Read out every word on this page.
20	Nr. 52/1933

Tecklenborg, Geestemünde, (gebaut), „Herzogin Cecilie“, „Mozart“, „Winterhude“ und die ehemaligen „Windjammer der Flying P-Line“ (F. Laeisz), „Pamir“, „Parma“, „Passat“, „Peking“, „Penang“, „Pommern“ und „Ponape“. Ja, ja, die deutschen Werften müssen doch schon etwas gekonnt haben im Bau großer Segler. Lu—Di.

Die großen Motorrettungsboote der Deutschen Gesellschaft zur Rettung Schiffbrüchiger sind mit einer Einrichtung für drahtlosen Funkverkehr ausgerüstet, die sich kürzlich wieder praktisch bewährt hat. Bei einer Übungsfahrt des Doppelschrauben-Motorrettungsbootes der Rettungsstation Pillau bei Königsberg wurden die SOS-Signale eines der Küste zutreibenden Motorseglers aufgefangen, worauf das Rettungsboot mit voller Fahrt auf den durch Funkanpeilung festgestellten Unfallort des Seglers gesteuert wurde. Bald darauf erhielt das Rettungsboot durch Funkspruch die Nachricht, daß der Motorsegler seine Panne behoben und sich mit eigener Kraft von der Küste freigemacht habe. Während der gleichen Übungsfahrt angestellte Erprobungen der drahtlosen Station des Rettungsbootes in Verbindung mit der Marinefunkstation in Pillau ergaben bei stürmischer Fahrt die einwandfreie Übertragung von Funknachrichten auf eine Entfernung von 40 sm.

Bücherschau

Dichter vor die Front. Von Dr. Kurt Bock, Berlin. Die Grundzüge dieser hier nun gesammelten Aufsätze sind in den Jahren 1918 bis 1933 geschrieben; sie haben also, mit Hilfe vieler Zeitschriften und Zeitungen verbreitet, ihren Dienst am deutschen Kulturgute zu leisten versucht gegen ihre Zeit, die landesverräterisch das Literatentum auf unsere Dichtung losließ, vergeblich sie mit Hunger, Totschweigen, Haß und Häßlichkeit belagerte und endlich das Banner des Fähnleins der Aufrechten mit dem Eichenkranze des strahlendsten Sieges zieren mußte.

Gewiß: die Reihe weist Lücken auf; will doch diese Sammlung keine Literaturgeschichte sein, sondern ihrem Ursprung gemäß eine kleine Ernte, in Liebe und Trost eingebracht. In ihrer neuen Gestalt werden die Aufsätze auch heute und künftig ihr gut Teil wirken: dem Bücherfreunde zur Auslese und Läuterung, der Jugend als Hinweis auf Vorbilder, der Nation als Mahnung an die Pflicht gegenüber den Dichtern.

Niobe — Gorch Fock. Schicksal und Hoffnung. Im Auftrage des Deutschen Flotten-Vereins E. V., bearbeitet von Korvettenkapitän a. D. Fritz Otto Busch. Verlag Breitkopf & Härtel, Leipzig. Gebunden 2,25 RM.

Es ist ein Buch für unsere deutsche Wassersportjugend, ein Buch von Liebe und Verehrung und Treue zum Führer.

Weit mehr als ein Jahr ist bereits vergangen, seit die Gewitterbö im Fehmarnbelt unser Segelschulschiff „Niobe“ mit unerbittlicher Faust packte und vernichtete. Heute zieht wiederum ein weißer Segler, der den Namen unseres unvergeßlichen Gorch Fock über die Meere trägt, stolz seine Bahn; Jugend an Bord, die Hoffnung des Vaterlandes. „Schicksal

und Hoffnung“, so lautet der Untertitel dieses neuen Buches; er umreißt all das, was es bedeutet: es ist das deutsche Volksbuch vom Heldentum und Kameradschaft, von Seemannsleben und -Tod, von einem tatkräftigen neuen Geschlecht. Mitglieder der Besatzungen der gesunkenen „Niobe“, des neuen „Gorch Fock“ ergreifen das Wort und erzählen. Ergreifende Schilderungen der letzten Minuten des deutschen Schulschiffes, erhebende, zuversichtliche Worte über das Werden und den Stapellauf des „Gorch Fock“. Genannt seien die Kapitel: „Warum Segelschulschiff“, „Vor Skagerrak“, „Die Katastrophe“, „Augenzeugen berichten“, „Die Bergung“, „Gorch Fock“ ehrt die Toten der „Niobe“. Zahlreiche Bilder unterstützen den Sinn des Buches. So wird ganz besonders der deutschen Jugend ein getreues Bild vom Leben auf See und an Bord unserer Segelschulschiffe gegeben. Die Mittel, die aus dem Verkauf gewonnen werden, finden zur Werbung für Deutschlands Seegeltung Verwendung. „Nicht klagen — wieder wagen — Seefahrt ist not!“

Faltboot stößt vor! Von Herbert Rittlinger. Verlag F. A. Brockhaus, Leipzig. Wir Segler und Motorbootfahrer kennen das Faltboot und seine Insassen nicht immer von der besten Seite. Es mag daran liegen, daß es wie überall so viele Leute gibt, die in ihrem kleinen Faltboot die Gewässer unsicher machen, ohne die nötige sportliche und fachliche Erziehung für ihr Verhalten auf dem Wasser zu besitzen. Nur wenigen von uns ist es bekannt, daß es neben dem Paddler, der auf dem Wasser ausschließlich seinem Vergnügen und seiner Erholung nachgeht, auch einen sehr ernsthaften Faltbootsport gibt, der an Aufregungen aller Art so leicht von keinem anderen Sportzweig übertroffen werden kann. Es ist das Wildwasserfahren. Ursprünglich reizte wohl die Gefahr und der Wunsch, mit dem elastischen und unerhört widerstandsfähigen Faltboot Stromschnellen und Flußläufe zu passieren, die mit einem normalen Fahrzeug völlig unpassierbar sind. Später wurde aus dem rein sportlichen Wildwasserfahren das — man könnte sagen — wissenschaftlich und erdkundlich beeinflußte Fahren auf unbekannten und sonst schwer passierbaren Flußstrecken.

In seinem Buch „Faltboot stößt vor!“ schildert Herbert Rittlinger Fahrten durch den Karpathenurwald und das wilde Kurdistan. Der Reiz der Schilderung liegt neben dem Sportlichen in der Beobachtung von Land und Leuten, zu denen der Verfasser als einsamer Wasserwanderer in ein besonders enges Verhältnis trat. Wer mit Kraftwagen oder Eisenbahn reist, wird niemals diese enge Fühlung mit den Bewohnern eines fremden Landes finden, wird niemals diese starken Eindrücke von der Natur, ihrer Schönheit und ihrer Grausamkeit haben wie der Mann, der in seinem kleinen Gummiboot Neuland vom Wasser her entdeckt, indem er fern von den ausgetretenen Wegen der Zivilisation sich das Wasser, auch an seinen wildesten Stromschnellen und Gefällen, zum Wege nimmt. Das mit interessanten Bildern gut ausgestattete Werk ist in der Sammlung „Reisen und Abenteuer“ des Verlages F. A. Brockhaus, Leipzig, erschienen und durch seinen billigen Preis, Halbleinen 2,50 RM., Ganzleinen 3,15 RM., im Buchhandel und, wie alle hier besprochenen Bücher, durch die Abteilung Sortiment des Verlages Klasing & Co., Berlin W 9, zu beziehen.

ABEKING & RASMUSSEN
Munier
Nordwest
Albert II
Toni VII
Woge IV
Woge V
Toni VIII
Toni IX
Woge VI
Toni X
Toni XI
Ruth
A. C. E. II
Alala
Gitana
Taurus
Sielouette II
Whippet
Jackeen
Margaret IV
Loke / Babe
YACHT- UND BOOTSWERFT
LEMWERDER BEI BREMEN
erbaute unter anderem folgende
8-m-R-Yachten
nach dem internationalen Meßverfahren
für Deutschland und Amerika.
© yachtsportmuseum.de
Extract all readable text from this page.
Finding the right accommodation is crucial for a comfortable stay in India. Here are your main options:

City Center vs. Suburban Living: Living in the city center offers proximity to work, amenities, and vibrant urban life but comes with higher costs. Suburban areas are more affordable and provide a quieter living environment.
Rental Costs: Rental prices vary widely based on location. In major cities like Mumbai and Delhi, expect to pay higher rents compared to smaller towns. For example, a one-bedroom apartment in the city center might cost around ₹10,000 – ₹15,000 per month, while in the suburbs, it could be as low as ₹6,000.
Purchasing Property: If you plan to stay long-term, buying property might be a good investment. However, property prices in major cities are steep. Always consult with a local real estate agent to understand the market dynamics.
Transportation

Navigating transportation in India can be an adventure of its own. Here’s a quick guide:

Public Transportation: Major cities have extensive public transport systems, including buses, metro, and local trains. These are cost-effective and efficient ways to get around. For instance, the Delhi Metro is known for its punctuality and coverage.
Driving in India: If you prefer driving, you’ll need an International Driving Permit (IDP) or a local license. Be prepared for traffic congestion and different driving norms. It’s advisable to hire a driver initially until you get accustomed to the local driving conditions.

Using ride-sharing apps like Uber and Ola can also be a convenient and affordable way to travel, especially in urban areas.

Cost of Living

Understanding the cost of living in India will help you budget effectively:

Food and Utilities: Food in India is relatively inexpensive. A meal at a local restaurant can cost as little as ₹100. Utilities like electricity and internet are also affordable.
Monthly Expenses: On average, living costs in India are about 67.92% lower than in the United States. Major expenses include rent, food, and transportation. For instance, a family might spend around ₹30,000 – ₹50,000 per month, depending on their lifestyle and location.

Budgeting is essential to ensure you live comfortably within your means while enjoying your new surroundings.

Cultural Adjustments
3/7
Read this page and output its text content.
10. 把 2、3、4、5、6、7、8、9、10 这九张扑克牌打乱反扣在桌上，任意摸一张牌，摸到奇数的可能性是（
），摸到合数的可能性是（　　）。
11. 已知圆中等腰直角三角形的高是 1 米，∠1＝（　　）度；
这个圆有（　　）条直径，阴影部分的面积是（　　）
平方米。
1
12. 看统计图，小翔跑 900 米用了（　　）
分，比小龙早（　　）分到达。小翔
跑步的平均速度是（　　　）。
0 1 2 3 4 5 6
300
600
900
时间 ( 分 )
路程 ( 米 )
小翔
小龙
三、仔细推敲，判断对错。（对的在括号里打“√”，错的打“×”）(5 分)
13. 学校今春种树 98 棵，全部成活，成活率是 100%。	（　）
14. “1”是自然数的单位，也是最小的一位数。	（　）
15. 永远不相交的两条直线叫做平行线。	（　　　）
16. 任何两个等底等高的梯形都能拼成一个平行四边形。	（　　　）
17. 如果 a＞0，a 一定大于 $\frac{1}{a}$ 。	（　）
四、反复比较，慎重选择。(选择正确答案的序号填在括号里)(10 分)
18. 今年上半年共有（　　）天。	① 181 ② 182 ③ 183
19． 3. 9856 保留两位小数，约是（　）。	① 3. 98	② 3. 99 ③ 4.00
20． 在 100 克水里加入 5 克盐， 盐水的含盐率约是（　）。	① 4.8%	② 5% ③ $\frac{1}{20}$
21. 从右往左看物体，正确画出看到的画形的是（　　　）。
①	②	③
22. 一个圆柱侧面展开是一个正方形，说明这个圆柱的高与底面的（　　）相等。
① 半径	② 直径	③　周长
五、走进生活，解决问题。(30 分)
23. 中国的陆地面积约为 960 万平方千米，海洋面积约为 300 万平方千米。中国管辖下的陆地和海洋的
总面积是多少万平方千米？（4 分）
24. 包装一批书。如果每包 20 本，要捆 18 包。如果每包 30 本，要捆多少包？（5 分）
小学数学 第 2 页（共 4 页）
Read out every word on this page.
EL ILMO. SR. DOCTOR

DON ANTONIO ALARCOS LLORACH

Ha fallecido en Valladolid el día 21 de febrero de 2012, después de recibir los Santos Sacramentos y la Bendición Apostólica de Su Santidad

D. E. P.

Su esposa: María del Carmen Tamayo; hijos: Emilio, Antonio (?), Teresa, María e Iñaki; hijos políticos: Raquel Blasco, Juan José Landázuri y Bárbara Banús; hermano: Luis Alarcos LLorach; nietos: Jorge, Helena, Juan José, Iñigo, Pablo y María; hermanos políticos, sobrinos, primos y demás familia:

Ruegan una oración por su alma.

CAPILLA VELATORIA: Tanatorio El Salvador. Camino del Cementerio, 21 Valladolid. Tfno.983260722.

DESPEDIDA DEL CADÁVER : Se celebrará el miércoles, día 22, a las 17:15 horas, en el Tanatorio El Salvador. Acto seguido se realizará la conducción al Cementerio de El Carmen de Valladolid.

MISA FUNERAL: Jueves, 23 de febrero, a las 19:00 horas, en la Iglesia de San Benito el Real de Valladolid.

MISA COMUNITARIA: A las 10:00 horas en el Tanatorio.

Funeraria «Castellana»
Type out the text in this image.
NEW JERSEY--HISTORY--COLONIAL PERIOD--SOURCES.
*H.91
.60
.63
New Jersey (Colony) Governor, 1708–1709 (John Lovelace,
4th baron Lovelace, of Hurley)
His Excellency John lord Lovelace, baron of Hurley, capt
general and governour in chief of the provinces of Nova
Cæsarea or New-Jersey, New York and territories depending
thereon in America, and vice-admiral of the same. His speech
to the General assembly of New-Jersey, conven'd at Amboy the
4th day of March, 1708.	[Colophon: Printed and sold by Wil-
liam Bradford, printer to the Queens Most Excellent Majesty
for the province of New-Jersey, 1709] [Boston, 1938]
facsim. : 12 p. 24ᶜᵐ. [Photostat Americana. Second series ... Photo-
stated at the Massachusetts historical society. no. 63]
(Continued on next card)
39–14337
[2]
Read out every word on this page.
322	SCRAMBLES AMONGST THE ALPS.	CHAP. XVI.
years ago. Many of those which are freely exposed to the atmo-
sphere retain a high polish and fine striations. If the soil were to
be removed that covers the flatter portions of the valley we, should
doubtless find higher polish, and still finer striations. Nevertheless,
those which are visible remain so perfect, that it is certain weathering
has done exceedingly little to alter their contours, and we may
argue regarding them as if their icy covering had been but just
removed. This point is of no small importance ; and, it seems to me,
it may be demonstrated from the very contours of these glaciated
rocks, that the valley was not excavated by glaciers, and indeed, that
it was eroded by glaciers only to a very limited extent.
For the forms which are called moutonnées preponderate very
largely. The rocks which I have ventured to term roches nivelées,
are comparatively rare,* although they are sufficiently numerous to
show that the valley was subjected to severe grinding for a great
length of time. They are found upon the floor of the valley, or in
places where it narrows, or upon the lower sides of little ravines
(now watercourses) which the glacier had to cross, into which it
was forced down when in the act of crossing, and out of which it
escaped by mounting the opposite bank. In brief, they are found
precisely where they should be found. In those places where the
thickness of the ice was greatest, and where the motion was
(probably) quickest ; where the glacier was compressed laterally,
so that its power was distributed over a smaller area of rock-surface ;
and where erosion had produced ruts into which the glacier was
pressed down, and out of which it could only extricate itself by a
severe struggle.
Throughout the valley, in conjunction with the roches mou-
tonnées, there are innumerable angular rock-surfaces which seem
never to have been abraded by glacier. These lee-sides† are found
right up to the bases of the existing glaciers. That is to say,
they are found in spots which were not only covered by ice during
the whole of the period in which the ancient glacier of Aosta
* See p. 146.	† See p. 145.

→ **Exercise instructions**: Identify the lines above that contain the word "where", then copy them.

→ **The solution**:
places where it narrows, or upon the lower sides of little ravines
precisely where they should be found. In those places where the
thickness of the ice was greatest, and where the motion was
(probably) quickest ; where the glacier was compressed laterally,
and where erosion had produced ruts into which the glacier was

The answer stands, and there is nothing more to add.